In the entries that follow, how many lines contain the word "selected"? Answer with the number only.

----

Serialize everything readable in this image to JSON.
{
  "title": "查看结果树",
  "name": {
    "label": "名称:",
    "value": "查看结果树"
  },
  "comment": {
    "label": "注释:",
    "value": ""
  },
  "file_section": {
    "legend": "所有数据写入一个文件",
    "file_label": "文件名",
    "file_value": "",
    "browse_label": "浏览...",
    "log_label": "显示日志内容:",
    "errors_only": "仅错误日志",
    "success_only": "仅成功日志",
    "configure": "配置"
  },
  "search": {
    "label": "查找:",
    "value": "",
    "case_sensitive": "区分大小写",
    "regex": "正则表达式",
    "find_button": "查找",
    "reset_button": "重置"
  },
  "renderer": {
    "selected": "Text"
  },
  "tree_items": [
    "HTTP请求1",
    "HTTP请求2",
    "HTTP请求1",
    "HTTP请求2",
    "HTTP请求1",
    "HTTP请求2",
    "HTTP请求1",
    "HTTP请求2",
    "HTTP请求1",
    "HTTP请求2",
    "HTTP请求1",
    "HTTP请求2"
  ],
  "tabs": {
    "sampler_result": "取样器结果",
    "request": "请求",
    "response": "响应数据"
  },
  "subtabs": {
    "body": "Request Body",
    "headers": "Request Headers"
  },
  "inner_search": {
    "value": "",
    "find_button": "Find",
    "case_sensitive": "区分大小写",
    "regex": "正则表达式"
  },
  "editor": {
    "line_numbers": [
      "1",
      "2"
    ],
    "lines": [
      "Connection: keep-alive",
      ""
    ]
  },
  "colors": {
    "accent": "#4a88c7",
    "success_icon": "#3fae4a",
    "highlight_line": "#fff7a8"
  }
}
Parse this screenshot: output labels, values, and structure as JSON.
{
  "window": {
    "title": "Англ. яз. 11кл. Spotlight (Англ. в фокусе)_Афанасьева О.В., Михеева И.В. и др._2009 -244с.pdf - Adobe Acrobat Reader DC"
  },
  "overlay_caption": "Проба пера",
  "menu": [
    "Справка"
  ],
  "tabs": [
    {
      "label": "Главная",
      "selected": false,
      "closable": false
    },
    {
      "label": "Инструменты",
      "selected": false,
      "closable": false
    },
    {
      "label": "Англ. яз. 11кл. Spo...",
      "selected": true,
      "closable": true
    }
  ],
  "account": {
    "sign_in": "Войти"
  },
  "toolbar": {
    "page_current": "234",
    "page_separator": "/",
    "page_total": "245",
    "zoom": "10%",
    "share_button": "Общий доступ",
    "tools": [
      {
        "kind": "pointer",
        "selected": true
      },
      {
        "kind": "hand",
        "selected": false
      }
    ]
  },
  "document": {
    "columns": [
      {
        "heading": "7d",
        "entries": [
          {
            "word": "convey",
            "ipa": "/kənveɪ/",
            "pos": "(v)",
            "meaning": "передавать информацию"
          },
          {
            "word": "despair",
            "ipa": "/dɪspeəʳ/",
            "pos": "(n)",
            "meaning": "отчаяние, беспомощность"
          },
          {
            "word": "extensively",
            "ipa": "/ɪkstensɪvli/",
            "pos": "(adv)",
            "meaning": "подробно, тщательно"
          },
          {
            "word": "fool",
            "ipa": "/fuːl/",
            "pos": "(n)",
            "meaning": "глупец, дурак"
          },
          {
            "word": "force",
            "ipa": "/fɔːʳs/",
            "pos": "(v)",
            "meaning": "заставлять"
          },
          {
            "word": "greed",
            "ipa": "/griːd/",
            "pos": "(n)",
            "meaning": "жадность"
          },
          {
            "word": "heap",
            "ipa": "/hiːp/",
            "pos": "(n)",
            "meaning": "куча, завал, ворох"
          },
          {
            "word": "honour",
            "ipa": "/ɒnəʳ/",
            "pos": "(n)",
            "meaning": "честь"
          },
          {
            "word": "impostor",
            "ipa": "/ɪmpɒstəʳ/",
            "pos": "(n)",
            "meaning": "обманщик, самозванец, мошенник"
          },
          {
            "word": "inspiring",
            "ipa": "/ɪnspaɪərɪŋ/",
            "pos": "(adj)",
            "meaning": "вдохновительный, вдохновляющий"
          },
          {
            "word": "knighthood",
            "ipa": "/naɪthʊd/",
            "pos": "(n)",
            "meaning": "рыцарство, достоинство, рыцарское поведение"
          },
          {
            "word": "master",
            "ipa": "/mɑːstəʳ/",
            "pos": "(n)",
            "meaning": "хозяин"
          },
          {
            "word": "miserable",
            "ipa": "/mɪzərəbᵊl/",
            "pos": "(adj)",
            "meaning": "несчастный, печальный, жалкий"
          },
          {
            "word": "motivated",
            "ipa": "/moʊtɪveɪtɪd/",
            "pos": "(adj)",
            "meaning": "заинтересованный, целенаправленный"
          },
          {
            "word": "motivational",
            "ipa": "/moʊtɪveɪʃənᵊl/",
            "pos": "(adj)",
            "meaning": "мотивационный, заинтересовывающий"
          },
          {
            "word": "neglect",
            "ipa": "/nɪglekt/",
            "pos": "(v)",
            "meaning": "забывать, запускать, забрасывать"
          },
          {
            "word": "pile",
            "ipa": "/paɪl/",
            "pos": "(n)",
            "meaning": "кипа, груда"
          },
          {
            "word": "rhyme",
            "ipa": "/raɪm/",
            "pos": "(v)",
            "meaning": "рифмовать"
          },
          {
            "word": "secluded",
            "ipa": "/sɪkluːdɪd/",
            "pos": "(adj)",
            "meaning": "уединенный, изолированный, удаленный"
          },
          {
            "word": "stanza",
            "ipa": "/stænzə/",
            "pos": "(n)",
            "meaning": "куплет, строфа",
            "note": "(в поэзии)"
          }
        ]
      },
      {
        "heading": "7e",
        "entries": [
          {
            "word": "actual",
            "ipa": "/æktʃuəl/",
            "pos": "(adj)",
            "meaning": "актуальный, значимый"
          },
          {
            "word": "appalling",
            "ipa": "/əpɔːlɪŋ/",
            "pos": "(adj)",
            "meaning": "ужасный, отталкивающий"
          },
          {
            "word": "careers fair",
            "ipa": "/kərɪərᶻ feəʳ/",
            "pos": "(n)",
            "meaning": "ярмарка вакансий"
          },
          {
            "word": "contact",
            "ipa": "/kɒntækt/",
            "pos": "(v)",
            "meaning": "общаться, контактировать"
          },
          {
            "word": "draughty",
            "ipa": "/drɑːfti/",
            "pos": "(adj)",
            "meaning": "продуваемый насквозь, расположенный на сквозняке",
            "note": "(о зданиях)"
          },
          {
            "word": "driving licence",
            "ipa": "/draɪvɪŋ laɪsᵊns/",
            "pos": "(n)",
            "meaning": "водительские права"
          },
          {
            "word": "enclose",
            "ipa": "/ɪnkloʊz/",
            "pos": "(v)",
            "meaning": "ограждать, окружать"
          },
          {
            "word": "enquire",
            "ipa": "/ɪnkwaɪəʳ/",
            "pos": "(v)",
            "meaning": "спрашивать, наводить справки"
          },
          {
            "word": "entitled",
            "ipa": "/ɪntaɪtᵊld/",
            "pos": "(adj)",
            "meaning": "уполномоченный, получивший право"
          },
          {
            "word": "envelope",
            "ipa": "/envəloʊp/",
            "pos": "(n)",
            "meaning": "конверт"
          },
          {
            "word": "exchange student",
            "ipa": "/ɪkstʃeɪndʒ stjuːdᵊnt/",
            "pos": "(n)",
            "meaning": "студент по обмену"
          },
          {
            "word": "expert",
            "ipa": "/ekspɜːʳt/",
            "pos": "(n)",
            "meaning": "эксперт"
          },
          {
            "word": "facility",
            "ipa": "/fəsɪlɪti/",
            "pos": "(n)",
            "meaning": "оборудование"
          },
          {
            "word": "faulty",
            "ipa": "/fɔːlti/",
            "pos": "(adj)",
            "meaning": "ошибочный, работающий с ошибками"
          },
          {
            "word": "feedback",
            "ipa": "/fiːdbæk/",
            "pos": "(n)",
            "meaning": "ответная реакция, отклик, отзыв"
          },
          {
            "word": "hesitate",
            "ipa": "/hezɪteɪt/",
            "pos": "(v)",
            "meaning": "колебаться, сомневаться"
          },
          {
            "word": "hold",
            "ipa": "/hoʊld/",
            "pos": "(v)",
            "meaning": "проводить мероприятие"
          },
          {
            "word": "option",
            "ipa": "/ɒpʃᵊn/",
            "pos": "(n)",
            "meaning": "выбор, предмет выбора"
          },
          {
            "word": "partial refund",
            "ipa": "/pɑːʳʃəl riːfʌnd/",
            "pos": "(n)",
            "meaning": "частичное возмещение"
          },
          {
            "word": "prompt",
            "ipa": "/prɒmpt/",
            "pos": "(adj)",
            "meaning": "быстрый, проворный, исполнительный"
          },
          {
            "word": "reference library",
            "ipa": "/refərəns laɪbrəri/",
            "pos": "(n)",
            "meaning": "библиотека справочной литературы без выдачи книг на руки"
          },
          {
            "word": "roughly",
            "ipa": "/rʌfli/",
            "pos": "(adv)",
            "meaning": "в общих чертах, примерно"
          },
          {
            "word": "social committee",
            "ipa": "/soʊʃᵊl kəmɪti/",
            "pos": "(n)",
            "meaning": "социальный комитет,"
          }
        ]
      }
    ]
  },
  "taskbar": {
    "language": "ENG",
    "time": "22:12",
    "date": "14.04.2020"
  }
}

----

Exercise answer →
6